## Goal
Write out the material again exactly, please, and omit the pictures.

Figure record extracts:
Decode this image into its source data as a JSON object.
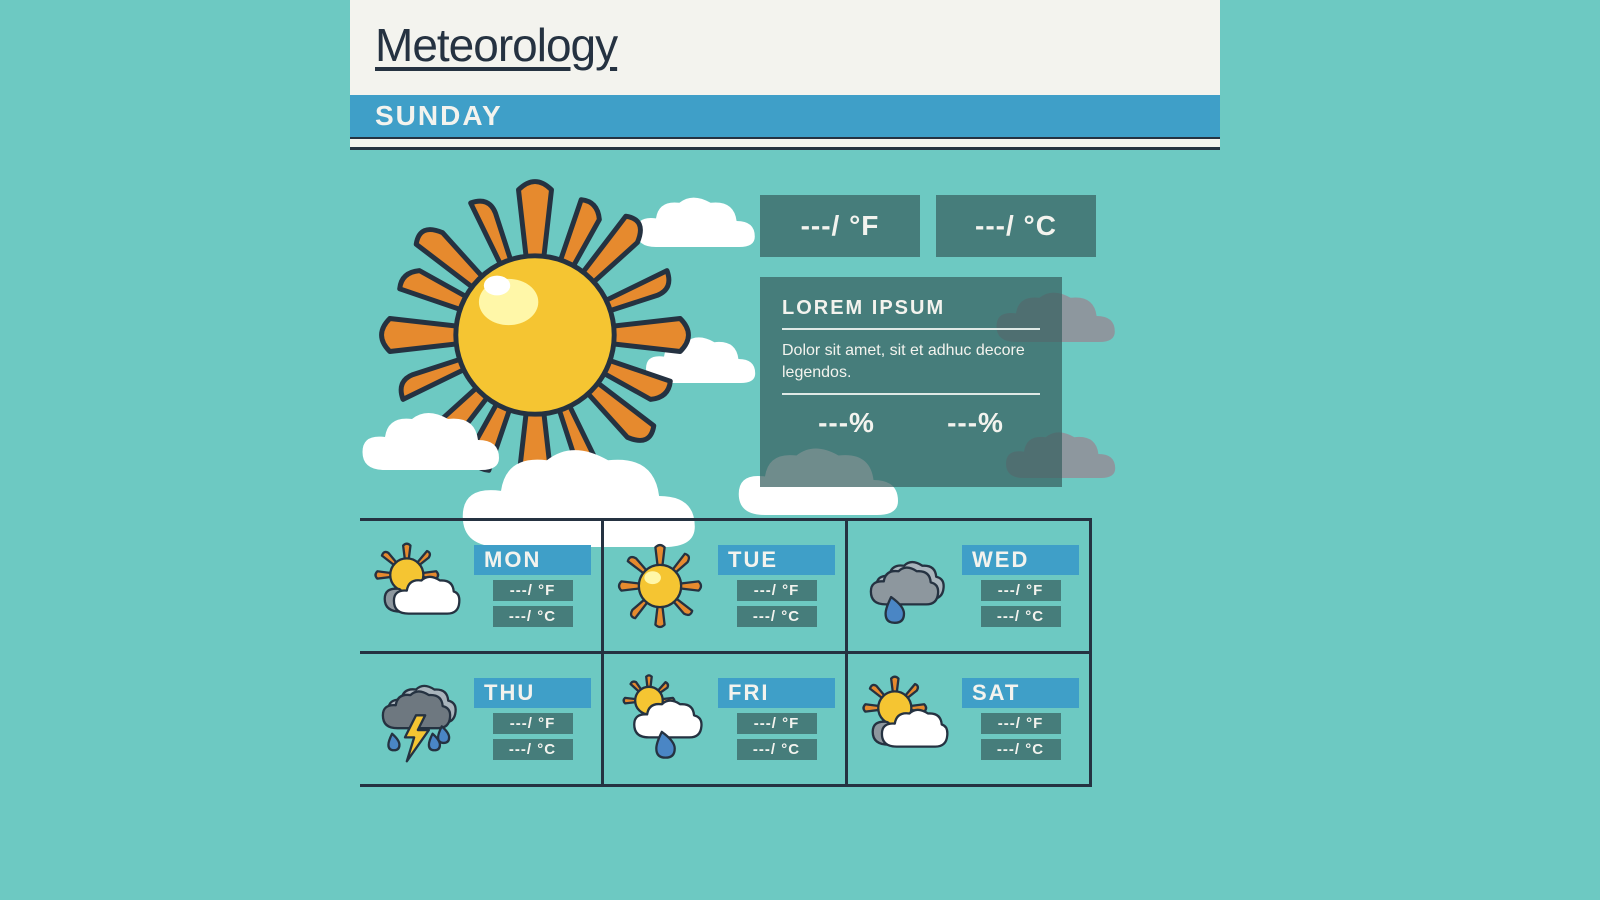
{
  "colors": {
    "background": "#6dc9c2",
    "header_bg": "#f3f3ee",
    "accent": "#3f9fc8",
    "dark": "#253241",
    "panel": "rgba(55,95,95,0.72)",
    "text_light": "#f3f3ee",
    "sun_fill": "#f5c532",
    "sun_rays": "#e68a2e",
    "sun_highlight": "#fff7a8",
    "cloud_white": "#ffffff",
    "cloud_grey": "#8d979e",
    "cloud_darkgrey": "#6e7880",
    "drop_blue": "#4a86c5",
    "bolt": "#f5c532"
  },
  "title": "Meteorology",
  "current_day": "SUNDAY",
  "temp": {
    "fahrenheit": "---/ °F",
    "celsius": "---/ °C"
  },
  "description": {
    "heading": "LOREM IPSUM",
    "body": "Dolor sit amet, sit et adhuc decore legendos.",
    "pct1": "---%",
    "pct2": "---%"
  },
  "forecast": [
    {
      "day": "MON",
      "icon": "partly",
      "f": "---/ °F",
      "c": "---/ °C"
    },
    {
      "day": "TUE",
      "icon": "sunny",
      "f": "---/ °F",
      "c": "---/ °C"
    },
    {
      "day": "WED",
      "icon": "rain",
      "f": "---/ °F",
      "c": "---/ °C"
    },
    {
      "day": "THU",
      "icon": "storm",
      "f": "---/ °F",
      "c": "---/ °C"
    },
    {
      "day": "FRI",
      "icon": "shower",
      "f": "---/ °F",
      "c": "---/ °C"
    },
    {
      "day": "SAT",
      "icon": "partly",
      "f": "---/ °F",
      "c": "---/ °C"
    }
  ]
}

## Worked solution
Decode this image into its source data as a JSON object.
{
  "colors": {
    "background": "#6dc9c2",
    "header_bg": "#f3f3ee",
    "accent": "#3f9fc8",
    "dark": "#253241",
    "panel": "rgba(55,95,95,0.72)",
    "text_light": "#f3f3ee",
    "sun_fill": "#f5c532",
    "sun_rays": "#e68a2e",
    "sun_highlight": "#fff7a8",
    "cloud_white": "#ffffff",
    "cloud_grey": "#8d979e",
    "cloud_darkgrey": "#6e7880",
    "drop_blue": "#4a86c5",
    "bolt": "#f5c532"
  },
  "title": "Meteorology",
  "current_day": "SUNDAY",
  "temp": {
    "fahrenheit": "---/ °F",
    "celsius": "---/ °C"
  },
  "description": {
    "heading": "LOREM IPSUM",
    "body": "Dolor sit amet, sit et adhuc decore legendos.",
    "pct1": "---%",
    "pct2": "---%"
  },
  "forecast": [
    {
      "day": "MON",
      "icon": "partly",
      "f": "---/ °F",
      "c": "---/ °C"
    },
    {
      "day": "TUE",
      "icon": "sunny",
      "f": "---/ °F",
      "c": "---/ °C"
    },
    {
      "day": "WED",
      "icon": "rain",
      "f": "---/ °F",
      "c": "---/ °C"
    },
    {
      "day": "THU",
      "icon": "storm",
      "f": "---/ °F",
      "c": "---/ °C"
    },
    {
      "day": "FRI",
      "icon": "shower",
      "f": "---/ °F",
      "c": "---/ °C"
    },
    {
      "day": "SAT",
      "icon": "partly",
      "f": "---/ °F",
      "c": "---/ °C"
    }
  ]
}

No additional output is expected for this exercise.